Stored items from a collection
__________
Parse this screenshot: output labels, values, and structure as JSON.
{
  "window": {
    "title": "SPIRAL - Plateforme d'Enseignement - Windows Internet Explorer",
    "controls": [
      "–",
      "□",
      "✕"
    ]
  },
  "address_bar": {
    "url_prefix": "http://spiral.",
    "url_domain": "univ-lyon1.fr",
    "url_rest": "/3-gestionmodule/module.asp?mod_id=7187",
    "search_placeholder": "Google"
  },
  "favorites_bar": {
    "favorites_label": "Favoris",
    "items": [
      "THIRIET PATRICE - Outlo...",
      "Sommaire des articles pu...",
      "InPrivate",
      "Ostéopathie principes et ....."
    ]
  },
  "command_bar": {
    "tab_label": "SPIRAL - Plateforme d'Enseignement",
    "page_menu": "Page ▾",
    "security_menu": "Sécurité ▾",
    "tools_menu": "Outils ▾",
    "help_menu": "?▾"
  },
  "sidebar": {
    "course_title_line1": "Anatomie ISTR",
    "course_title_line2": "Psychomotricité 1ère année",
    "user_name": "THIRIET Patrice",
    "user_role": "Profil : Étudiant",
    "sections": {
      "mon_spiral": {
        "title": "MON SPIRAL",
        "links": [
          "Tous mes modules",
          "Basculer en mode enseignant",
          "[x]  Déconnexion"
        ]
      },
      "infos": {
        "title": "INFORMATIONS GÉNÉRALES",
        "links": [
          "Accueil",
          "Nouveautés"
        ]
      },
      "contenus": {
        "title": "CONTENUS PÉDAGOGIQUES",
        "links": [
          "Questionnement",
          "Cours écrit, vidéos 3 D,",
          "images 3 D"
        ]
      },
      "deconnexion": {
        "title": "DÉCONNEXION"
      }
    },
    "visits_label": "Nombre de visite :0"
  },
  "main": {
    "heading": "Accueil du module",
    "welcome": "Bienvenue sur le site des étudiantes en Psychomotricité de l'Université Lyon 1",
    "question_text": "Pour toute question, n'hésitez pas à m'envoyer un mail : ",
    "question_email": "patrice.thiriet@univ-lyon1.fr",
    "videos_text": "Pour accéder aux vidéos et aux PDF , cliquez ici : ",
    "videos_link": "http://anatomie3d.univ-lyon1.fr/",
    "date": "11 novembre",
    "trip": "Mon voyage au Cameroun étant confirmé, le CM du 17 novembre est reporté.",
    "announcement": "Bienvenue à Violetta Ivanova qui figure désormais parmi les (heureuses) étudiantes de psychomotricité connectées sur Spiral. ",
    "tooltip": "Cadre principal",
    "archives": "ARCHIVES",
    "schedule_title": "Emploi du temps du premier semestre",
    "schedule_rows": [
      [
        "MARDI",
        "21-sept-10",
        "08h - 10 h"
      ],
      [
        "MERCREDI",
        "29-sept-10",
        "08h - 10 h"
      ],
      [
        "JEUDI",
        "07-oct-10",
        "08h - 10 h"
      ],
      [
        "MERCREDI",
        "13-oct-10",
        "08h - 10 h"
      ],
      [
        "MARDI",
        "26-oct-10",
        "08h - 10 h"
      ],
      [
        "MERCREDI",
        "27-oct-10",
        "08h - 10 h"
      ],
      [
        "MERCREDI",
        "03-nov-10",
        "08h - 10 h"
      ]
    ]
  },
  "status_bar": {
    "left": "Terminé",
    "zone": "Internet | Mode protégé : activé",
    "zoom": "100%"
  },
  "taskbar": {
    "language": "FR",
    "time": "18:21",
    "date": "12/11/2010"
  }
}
__________
Copy out all the entries shown above, character for character.

→ **Response**
Parse this screenshot: output labels, values, and structure as JSON.
{
  "window": {
    "title": "SPIRAL - Plateforme d'Enseignement - Windows Internet Explorer",
    "controls": [
      "–",
      "□",
      "✕"
    ]
  },
  "address_bar": {
    "url_prefix": "http://spiral.",
    "url_domain": "univ-lyon1.fr",
    "url_rest": "/3-gestionmodule/module.asp?mod_id=7187",
    "search_placeholder": "Google"
  },
  "favorites_bar": {
    "favorites_label": "Favoris",
    "items": [
      "THIRIET PATRICE - Outlo...",
      "Sommaire des articles pu...",
      "InPrivate",
      "Ostéopathie principes et ....."
    ]
  },
  "command_bar": {
    "tab_label": "SPIRAL - Plateforme d'Enseignement",
    "page_menu": "Page ▾",
    "security_menu": "Sécurité ▾",
    "tools_menu": "Outils ▾",
    "help_menu": "?▾"
  },
  "sidebar": {
    "course_title_line1": "Anatomie ISTR",
    "course_title_line2": "Psychomotricité 1ère année",
    "user_name": "THIRIET Patrice",
    "user_role": "Profil : Étudiant",
    "sections": {
      "mon_spiral": {
        "title": "MON SPIRAL",
        "links": [
          "Tous mes modules",
          "Basculer en mode enseignant",
          "[x]  Déconnexion"
        ]
      },
      "infos": {
        "title": "INFORMATIONS GÉNÉRALES",
        "links": [
          "Accueil",
          "Nouveautés"
        ]
      },
      "contenus": {
        "title": "CONTENUS PÉDAGOGIQUES",
        "links": [
          "Questionnement",
          "Cours écrit, vidéos 3 D,",
          "images 3 D"
        ]
      },
      "deconnexion": {
        "title": "DÉCONNEXION"
      }
    },
    "visits_label": "Nombre de visite :0"
  },
  "main": {
    "heading": "Accueil du module",
    "welcome": "Bienvenue sur le site des étudiantes en Psychomotricité de l'Université Lyon 1",
    "question_text": "Pour toute question, n'hésitez pas à m'envoyer un mail : ",
    "question_email": "patrice.thiriet@univ-lyon1.fr",
    "videos_text": "Pour accéder aux vidéos et aux PDF , cliquez ici : ",
    "videos_link": "http://anatomie3d.univ-lyon1.fr/",
    "date": "11 novembre",
    "trip": "Mon voyage au Cameroun étant confirmé, le CM du 17 novembre est reporté.",
    "announcement": "Bienvenue à Violetta Ivanova qui figure désormais parmi les (heureuses) étudiantes de psychomotricité connectées sur Spiral. ",
    "tooltip": "Cadre principal",
    "archives": "ARCHIVES",
    "schedule_title": "Emploi du temps du premier semestre",
    "schedule_rows": [
      [
        "MARDI",
        "21-sept-10",
        "08h - 10 h"
      ],
      [
        "MERCREDI",
        "29-sept-10",
        "08h - 10 h"
      ],
      [
        "JEUDI",
        "07-oct-10",
        "08h - 10 h"
      ],
      [
        "MERCREDI",
        "13-oct-10",
        "08h - 10 h"
      ],
      [
        "MARDI",
        "26-oct-10",
        "08h - 10 h"
      ],
      [
        "MERCREDI",
        "27-oct-10",
        "08h - 10 h"
      ],
      [
        "MERCREDI",
        "03-nov-10",
        "08h - 10 h"
      ]
    ]
  },
  "status_bar": {
    "left": "Terminé",
    "zone": "Internet | Mode protégé : activé",
    "zoom": "100%"
  },
  "taskbar": {
    "language": "FR",
    "time": "18:21",
    "date": "12/11/2010"
  }
}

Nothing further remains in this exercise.